[Records from a collection]
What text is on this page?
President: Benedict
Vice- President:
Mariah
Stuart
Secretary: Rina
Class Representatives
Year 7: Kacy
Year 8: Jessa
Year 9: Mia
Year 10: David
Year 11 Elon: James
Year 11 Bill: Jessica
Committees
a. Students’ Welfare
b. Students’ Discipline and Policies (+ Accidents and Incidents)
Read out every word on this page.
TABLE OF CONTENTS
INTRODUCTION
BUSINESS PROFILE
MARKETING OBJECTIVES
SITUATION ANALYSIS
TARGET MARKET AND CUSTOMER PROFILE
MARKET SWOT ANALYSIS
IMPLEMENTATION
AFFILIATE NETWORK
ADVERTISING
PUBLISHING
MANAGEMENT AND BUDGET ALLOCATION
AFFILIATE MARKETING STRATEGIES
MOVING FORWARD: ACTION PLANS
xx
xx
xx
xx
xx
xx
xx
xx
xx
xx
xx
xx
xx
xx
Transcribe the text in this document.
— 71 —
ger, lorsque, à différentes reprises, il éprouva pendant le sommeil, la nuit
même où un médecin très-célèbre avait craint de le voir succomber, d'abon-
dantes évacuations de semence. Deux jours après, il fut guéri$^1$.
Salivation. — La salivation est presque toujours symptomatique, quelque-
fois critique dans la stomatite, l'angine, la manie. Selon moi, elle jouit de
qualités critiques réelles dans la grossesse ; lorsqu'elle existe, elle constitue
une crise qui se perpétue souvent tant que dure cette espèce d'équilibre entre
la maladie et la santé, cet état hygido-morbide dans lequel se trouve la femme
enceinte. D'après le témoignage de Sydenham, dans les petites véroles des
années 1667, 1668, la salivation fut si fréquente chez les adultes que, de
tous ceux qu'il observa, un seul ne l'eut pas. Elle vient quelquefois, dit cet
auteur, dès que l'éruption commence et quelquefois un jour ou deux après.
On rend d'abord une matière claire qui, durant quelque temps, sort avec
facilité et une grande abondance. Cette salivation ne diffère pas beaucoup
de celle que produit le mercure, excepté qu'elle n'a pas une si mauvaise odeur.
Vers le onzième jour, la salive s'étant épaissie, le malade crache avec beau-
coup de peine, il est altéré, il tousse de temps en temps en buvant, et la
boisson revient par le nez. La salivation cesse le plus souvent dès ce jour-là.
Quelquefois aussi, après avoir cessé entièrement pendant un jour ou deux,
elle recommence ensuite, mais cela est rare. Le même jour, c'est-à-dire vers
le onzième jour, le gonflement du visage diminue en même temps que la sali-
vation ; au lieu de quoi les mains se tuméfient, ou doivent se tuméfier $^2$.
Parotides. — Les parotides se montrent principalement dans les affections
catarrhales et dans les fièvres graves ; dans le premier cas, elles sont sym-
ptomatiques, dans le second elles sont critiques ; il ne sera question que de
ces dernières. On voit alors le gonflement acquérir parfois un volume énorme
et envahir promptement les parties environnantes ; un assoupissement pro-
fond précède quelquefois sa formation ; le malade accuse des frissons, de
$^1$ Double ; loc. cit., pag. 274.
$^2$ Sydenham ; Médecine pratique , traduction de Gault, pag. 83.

**Exercise:** Please reproduce every line of the material word for word.

**Response below:**
What text is on this page?
President: Benedict
Vice- President:
Mariah
Stuart
Secretary: Rina
Class Representatives
Year 7: Kacy
Year 8: Jessa
Year 9: Mia
Year 10: David
Year 11 Elon: James
Year 11 Bill: Jessica
Committees
a. Students’ Welfare
b. Students’ Discipline and Policies (+ Accidents and Incidents)
Read out every word on this page.
TABLE OF CONTENTS
INTRODUCTION
BUSINESS PROFILE
MARKETING OBJECTIVES
SITUATION ANALYSIS
TARGET MARKET AND CUSTOMER PROFILE
MARKET SWOT ANALYSIS
IMPLEMENTATION
AFFILIATE NETWORK
ADVERTISING
PUBLISHING
MANAGEMENT AND BUDGET ALLOCATION
AFFILIATE MARKETING STRATEGIES
MOVING FORWARD: ACTION PLANS
xx
xx
xx
xx
xx
xx
xx
xx
xx
xx
xx
xx
xx
xx
Transcribe the text in this document.
— 71 —
ger, lorsque, à différentes reprises, il éprouva pendant le sommeil, la nuit
même où un médecin très-célèbre avait craint de le voir succomber, d'abon-
dantes évacuations de semence. Deux jours après, il fut guéri$^1$.
Salivation. — La salivation est presque toujours symptomatique, quelque-
fois critique dans la stomatite, l'angine, la manie. Selon moi, elle jouit de
qualités critiques réelles dans la grossesse ; lorsqu'elle existe, elle constitue
une crise qui se perpétue souvent tant que dure cette espèce d'équilibre entre
la maladie et la santé, cet état hygido-morbide dans lequel se trouve la femme
enceinte. D'après le témoignage de Sydenham, dans les petites véroles des
années 1667, 1668, la salivation fut si fréquente chez les adultes que, de
tous ceux qu'il observa, un seul ne l'eut pas. Elle vient quelquefois, dit cet
auteur, dès que l'éruption commence et quelquefois un jour ou deux après.
On rend d'abord une matière claire qui, durant quelque temps, sort avec
facilité et une grande abondance. Cette salivation ne diffère pas beaucoup
de celle que produit le mercure, excepté qu'elle n'a pas une si mauvaise odeur.
Vers le onzième jour, la salive s'étant épaissie, le malade crache avec beau-
coup de peine, il est altéré, il tousse de temps en temps en buvant, et la
boisson revient par le nez. La salivation cesse le plus souvent dès ce jour-là.
Quelquefois aussi, après avoir cessé entièrement pendant un jour ou deux,
elle recommence ensuite, mais cela est rare. Le même jour, c'est-à-dire vers
le onzième jour, le gonflement du visage diminue en même temps que la sali-
vation ; au lieu de quoi les mains se tuméfient, ou doivent se tuméfier $^2$.
Parotides. — Les parotides se montrent principalement dans les affections
catarrhales et dans les fièvres graves ; dans le premier cas, elles sont sym-
ptomatiques, dans le second elles sont critiques ; il ne sera question que de
ces dernières. On voit alors le gonflement acquérir parfois un volume énorme
et envahir promptement les parties environnantes ; un assoupissement pro-
fond précède quelquefois sa formation ; le malade accuse des frissons, de
$^1$ Double ; loc. cit., pag. 274.
$^2$ Sydenham ; Médecine pratique , traduction de Gault, pag. 83.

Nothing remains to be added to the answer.